Write every line of the material out exactly as shown.

:::

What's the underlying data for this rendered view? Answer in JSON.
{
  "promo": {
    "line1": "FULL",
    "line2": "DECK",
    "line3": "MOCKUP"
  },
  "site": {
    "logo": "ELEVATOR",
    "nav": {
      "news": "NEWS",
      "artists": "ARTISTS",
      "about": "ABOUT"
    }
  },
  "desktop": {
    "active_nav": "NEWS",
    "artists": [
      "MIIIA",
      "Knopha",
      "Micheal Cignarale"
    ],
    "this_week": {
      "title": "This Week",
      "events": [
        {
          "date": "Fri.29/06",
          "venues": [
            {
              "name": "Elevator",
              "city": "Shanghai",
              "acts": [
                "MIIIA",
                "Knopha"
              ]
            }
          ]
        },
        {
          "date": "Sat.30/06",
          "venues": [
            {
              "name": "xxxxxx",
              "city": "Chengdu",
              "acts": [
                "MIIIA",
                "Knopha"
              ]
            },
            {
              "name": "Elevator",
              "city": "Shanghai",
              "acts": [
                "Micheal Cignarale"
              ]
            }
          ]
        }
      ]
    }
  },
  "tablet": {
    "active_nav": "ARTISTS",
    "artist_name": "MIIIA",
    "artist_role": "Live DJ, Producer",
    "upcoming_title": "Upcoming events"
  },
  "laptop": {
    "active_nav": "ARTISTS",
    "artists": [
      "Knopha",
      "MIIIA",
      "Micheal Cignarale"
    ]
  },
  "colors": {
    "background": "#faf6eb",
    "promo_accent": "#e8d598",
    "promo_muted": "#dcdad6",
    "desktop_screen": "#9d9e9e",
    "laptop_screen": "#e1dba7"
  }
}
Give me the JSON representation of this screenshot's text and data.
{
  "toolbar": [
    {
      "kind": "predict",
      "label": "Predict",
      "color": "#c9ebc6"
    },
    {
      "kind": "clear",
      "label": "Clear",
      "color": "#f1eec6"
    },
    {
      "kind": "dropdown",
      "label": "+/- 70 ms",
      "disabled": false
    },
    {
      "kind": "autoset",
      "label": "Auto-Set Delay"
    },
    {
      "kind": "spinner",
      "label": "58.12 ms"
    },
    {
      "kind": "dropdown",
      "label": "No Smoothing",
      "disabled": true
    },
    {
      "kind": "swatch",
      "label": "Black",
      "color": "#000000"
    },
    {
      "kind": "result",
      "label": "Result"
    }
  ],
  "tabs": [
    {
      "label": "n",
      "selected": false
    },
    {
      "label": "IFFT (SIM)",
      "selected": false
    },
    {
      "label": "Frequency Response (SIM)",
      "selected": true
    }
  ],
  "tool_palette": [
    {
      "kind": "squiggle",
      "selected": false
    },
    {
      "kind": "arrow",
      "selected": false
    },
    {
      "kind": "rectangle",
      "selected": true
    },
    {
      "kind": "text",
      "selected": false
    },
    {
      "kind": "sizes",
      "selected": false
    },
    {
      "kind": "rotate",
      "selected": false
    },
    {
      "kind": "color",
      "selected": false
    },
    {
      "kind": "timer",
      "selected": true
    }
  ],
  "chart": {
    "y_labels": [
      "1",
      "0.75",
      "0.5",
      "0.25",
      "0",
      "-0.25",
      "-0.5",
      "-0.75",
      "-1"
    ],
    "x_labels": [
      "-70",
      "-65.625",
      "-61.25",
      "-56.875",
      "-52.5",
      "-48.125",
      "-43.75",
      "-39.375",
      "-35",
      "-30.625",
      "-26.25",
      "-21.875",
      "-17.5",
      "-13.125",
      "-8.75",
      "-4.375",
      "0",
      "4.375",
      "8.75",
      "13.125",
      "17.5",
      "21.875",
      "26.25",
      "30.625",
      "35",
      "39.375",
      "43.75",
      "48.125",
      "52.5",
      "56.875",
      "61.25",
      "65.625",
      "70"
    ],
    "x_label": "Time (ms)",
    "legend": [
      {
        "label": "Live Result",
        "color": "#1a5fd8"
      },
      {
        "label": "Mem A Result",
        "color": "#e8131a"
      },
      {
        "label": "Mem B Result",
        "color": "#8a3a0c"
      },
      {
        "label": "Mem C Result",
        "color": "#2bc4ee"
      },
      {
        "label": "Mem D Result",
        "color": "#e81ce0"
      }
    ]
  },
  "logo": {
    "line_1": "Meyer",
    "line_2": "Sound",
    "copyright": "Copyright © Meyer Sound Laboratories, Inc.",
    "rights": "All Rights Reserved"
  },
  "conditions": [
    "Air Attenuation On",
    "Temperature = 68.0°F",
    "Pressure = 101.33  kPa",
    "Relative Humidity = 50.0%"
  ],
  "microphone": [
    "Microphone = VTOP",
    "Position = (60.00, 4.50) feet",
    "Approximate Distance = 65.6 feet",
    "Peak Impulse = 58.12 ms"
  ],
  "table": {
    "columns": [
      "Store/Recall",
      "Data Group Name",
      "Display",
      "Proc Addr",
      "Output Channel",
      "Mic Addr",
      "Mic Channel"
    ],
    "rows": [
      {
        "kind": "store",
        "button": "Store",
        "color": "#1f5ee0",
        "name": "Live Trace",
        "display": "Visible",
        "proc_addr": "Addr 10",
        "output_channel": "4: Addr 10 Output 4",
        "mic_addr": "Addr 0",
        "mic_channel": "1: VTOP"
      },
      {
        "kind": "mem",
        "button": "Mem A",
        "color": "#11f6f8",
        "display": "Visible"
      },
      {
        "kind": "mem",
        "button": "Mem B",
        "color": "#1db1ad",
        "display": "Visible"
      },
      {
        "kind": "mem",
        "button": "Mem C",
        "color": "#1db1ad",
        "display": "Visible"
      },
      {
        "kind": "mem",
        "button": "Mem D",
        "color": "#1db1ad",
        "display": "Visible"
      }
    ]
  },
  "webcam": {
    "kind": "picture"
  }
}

:::

*RESULT FOR THIS TASK*:
What's the underlying data for this rendered view? Answer in JSON.
{
  "promo": {
    "line1": "FULL",
    "line2": "DECK",
    "line3": "MOCKUP"
  },
  "site": {
    "logo": "ELEVATOR",
    "nav": {
      "news": "NEWS",
      "artists": "ARTISTS",
      "about": "ABOUT"
    }
  },
  "desktop": {
    "active_nav": "NEWS",
    "artists": [
      "MIIIA",
      "Knopha",
      "Micheal Cignarale"
    ],
    "this_week": {
      "title": "This Week",
      "events": [
        {
          "date": "Fri.29/06",
          "venues": [
            {
              "name": "Elevator",
              "city": "Shanghai",
              "acts": [
                "MIIIA",
                "Knopha"
              ]
            }
          ]
        },
        {
          "date": "Sat.30/06",
          "venues": [
            {
              "name": "xxxxxx",
              "city": "Chengdu",
              "acts": [
                "MIIIA",
                "Knopha"
              ]
            },
            {
              "name": "Elevator",
              "city": "Shanghai",
              "acts": [
                "Micheal Cignarale"
              ]
            }
          ]
        }
      ]
    }
  },
  "tablet": {
    "active_nav": "ARTISTS",
    "artist_name": "MIIIA",
    "artist_role": "Live DJ, Producer",
    "upcoming_title": "Upcoming events"
  },
  "laptop": {
    "active_nav": "ARTISTS",
    "artists": [
      "Knopha",
      "MIIIA",
      "Micheal Cignarale"
    ]
  },
  "colors": {
    "background": "#faf6eb",
    "promo_accent": "#e8d598",
    "promo_muted": "#dcdad6",
    "desktop_screen": "#9d9e9e",
    "laptop_screen": "#e1dba7"
  }
}
Give me the JSON representation of this screenshot's text and data.
{
  "toolbar": [
    {
      "kind": "predict",
      "label": "Predict",
      "color": "#c9ebc6"
    },
    {
      "kind": "clear",
      "label": "Clear",
      "color": "#f1eec6"
    },
    {
      "kind": "dropdown",
      "label": "+/- 70 ms",
      "disabled": false
    },
    {
      "kind": "autoset",
      "label": "Auto-Set Delay"
    },
    {
      "kind": "spinner",
      "label": "58.12 ms"
    },
    {
      "kind": "dropdown",
      "label": "No Smoothing",
      "disabled": true
    },
    {
      "kind": "swatch",
      "label": "Black",
      "color": "#000000"
    },
    {
      "kind": "result",
      "label": "Result"
    }
  ],
  "tabs": [
    {
      "label": "n",
      "selected": false
    },
    {
      "label": "IFFT (SIM)",
      "selected": false
    },
    {
      "label": "Frequency Response (SIM)",
      "selected": true
    }
  ],
  "tool_palette": [
    {
      "kind": "squiggle",
      "selected": false
    },
    {
      "kind": "arrow",
      "selected": false
    },
    {
      "kind": "rectangle",
      "selected": true
    },
    {
      "kind": "text",
      "selected": false
    },
    {
      "kind": "sizes",
      "selected": false
    },
    {
      "kind": "rotate",
      "selected": false
    },
    {
      "kind": "color",
      "selected": false
    },
    {
      "kind": "timer",
      "selected": true
    }
  ],
  "chart": {
    "y_labels": [
      "1",
      "0.75",
      "0.5",
      "0.25",
      "0",
      "-0.25",
      "-0.5",
      "-0.75",
      "-1"
    ],
    "x_labels": [
      "-70",
      "-65.625",
      "-61.25",
      "-56.875",
      "-52.5",
      "-48.125",
      "-43.75",
      "-39.375",
      "-35",
      "-30.625",
      "-26.25",
      "-21.875",
      "-17.5",
      "-13.125",
      "-8.75",
      "-4.375",
      "0",
      "4.375",
      "8.75",
      "13.125",
      "17.5",
      "21.875",
      "26.25",
      "30.625",
      "35",
      "39.375",
      "43.75",
      "48.125",
      "52.5",
      "56.875",
      "61.25",
      "65.625",
      "70"
    ],
    "x_label": "Time (ms)",
    "legend": [
      {
        "label": "Live Result",
        "color": "#1a5fd8"
      },
      {
        "label": "Mem A Result",
        "color": "#e8131a"
      },
      {
        "label": "Mem B Result",
        "color": "#8a3a0c"
      },
      {
        "label": "Mem C Result",
        "color": "#2bc4ee"
      },
      {
        "label": "Mem D Result",
        "color": "#e81ce0"
      }
    ]
  },
  "logo": {
    "line_1": "Meyer",
    "line_2": "Sound",
    "copyright": "Copyright © Meyer Sound Laboratories, Inc.",
    "rights": "All Rights Reserved"
  },
  "conditions": [
    "Air Attenuation On",
    "Temperature = 68.0°F",
    "Pressure = 101.33  kPa",
    "Relative Humidity = 50.0%"
  ],
  "microphone": [
    "Microphone = VTOP",
    "Position = (60.00, 4.50) feet",
    "Approximate Distance = 65.6 feet",
    "Peak Impulse = 58.12 ms"
  ],
  "table": {
    "columns": [
      "Store/Recall",
      "Data Group Name",
      "Display",
      "Proc Addr",
      "Output Channel",
      "Mic Addr",
      "Mic Channel"
    ],
    "rows": [
      {
        "kind": "store",
        "button": "Store",
        "color": "#1f5ee0",
        "name": "Live Trace",
        "display": "Visible",
        "proc_addr": "Addr 10",
        "output_channel": "4: Addr 10 Output 4",
        "mic_addr": "Addr 0",
        "mic_channel": "1: VTOP"
      },
      {
        "kind": "mem",
        "button": "Mem A",
        "color": "#11f6f8",
        "display": "Visible"
      },
      {
        "kind": "mem",
        "button": "Mem B",
        "color": "#1db1ad",
        "display": "Visible"
      },
      {
        "kind": "mem",
        "button": "Mem C",
        "color": "#1db1ad",
        "display": "Visible"
      },
      {
        "kind": "mem",
        "button": "Mem D",
        "color": "#1db1ad",
        "display": "Visible"
      }
    ]
  },
  "webcam": {
    "kind": "picture"
  }
}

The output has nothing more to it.